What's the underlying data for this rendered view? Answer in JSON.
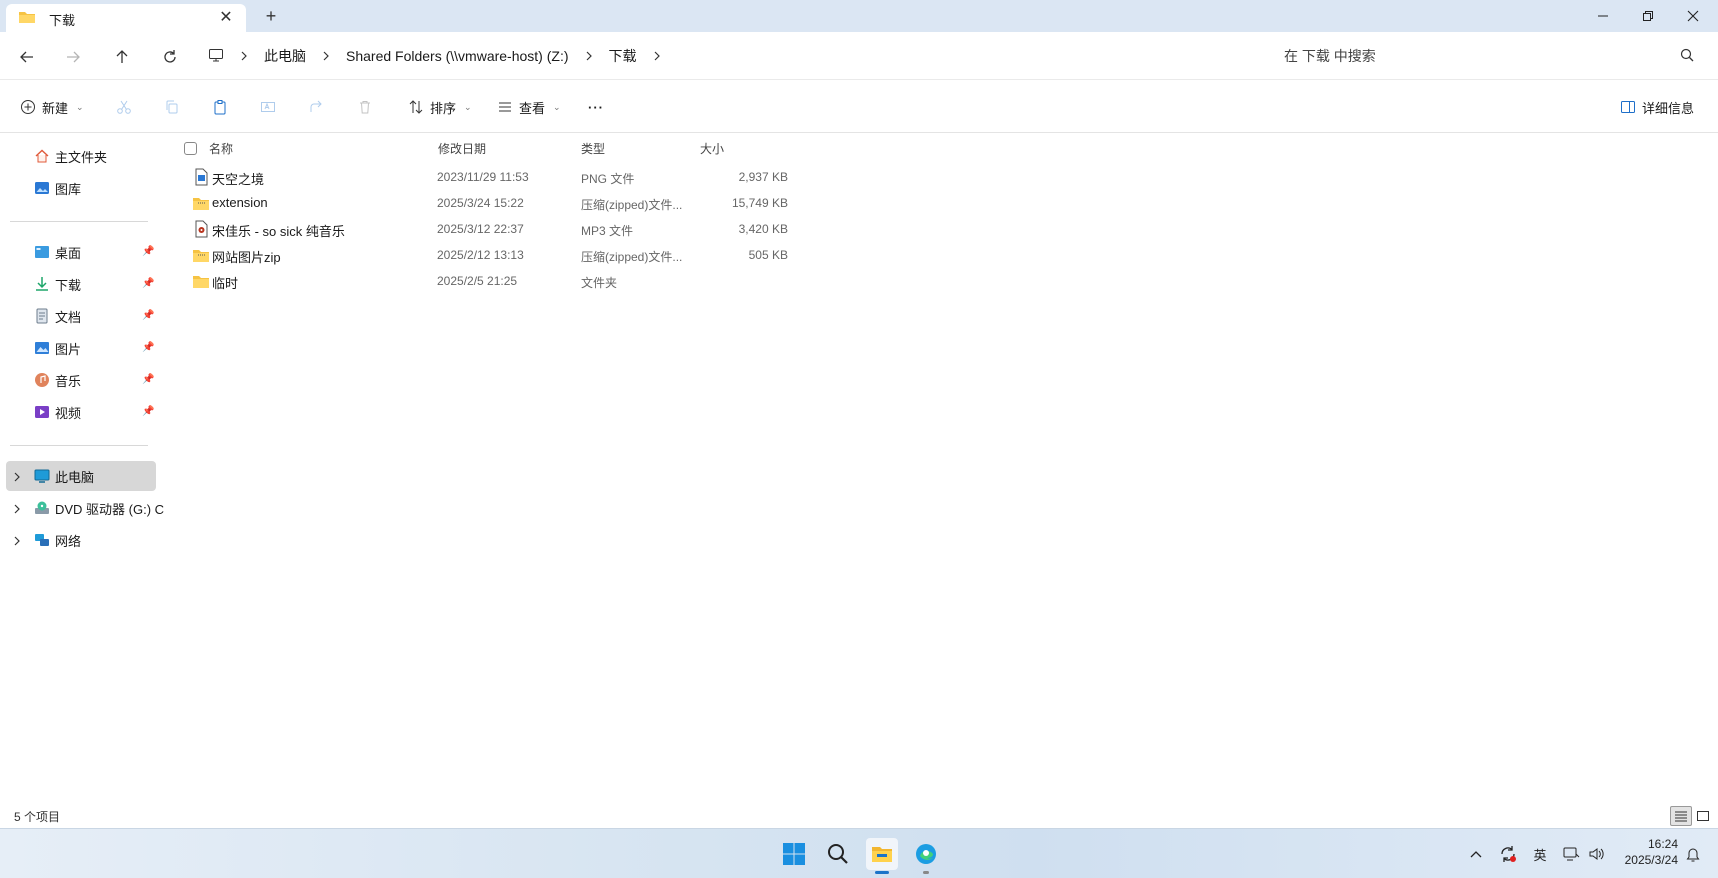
{
  "titlebar": {
    "tab_label": "下载",
    "tab_icon": "folder-icon",
    "new_tab_label": "+",
    "colors": {
      "bar": "#dbe6f3",
      "tab": "#ffffff"
    }
  },
  "address": {
    "crumbs": [
      "此电脑",
      "Shared Folders (\\\\vmware-host) (Z:)",
      "下载"
    ],
    "search_placeholder": "在 下载 中搜索"
  },
  "commands": {
    "new_label": "新建",
    "sort_label": "排序",
    "view_label": "查看",
    "more_label": "···",
    "details_label": "详细信息"
  },
  "sidebar": {
    "top": [
      {
        "label": "主文件夹",
        "icon": "home-icon"
      },
      {
        "label": "图库",
        "icon": "gallery-icon"
      }
    ],
    "pinned": [
      {
        "label": "桌面",
        "icon": "desktop-icon"
      },
      {
        "label": "下载",
        "icon": "download-icon"
      },
      {
        "label": "文档",
        "icon": "document-icon"
      },
      {
        "label": "图片",
        "icon": "pictures-icon"
      },
      {
        "label": "音乐",
        "icon": "music-icon"
      },
      {
        "label": "视频",
        "icon": "video-icon"
      }
    ],
    "drives": [
      {
        "label": "此电脑",
        "icon": "this-pc-icon",
        "selected": true
      },
      {
        "label": "DVD 驱动器 (G:) C",
        "icon": "dvd-drive-icon"
      },
      {
        "label": "网络",
        "icon": "network-icon"
      }
    ]
  },
  "files": {
    "headers": {
      "name": "名称",
      "date": "修改日期",
      "type": "类型",
      "size": "大小"
    },
    "rows": [
      {
        "name": "天空之境",
        "date": "2023/11/29 11:53",
        "type": "PNG 文件",
        "size": "2,937 KB",
        "icon": "png-file-icon"
      },
      {
        "name": "extension",
        "date": "2025/3/24 15:22",
        "type": "压缩(zipped)文件...",
        "size": "15,749 KB",
        "icon": "zip-folder-icon"
      },
      {
        "name": "宋佳乐 - so sick 纯音乐",
        "date": "2025/3/12 22:37",
        "type": "MP3 文件",
        "size": "3,420 KB",
        "icon": "mp3-file-icon"
      },
      {
        "name": "网站图片zip",
        "date": "2025/2/12 13:13",
        "type": "压缩(zipped)文件...",
        "size": "505 KB",
        "icon": "zip-folder-icon"
      },
      {
        "name": "临时",
        "date": "2025/2/5 21:25",
        "type": "文件夹",
        "size": "",
        "icon": "folder-icon"
      }
    ]
  },
  "status": {
    "count": "5 个项目"
  },
  "taskbar": {
    "apps": [
      "start-icon",
      "search-icon",
      "file-explorer-icon",
      "edge-icon"
    ],
    "ime": "英",
    "time": "16:24",
    "date": "2025/3/24"
  }
}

--

## WRITTEN EXERCISE
Retype each line of the listing above word for word. Exclude the pictures.

## RESPONSE TO THE EXERCISE
What's the underlying data for this rendered view? Answer in JSON.
{
  "titlebar": {
    "tab_label": "下载",
    "tab_icon": "folder-icon",
    "new_tab_label": "+",
    "colors": {
      "bar": "#dbe6f3",
      "tab": "#ffffff"
    }
  },
  "address": {
    "crumbs": [
      "此电脑",
      "Shared Folders (\\\\vmware-host) (Z:)",
      "下载"
    ],
    "search_placeholder": "在 下载 中搜索"
  },
  "commands": {
    "new_label": "新建",
    "sort_label": "排序",
    "view_label": "查看",
    "more_label": "···",
    "details_label": "详细信息"
  },
  "sidebar": {
    "top": [
      {
        "label": "主文件夹",
        "icon": "home-icon"
      },
      {
        "label": "图库",
        "icon": "gallery-icon"
      }
    ],
    "pinned": [
      {
        "label": "桌面",
        "icon": "desktop-icon"
      },
      {
        "label": "下载",
        "icon": "download-icon"
      },
      {
        "label": "文档",
        "icon": "document-icon"
      },
      {
        "label": "图片",
        "icon": "pictures-icon"
      },
      {
        "label": "音乐",
        "icon": "music-icon"
      },
      {
        "label": "视频",
        "icon": "video-icon"
      }
    ],
    "drives": [
      {
        "label": "此电脑",
        "icon": "this-pc-icon",
        "selected": true
      },
      {
        "label": "DVD 驱动器 (G:) C",
        "icon": "dvd-drive-icon"
      },
      {
        "label": "网络",
        "icon": "network-icon"
      }
    ]
  },
  "files": {
    "headers": {
      "name": "名称",
      "date": "修改日期",
      "type": "类型",
      "size": "大小"
    },
    "rows": [
      {
        "name": "天空之境",
        "date": "2023/11/29 11:53",
        "type": "PNG 文件",
        "size": "2,937 KB",
        "icon": "png-file-icon"
      },
      {
        "name": "extension",
        "date": "2025/3/24 15:22",
        "type": "压缩(zipped)文件...",
        "size": "15,749 KB",
        "icon": "zip-folder-icon"
      },
      {
        "name": "宋佳乐 - so sick 纯音乐",
        "date": "2025/3/12 22:37",
        "type": "MP3 文件",
        "size": "3,420 KB",
        "icon": "mp3-file-icon"
      },
      {
        "name": "网站图片zip",
        "date": "2025/2/12 13:13",
        "type": "压缩(zipped)文件...",
        "size": "505 KB",
        "icon": "zip-folder-icon"
      },
      {
        "name": "临时",
        "date": "2025/2/5 21:25",
        "type": "文件夹",
        "size": "",
        "icon": "folder-icon"
      }
    ]
  },
  "status": {
    "count": "5 个项目"
  },
  "taskbar": {
    "apps": [
      "start-icon",
      "search-icon",
      "file-explorer-icon",
      "edge-icon"
    ],
    "ime": "英",
    "time": "16:24",
    "date": "2025/3/24"
  }
}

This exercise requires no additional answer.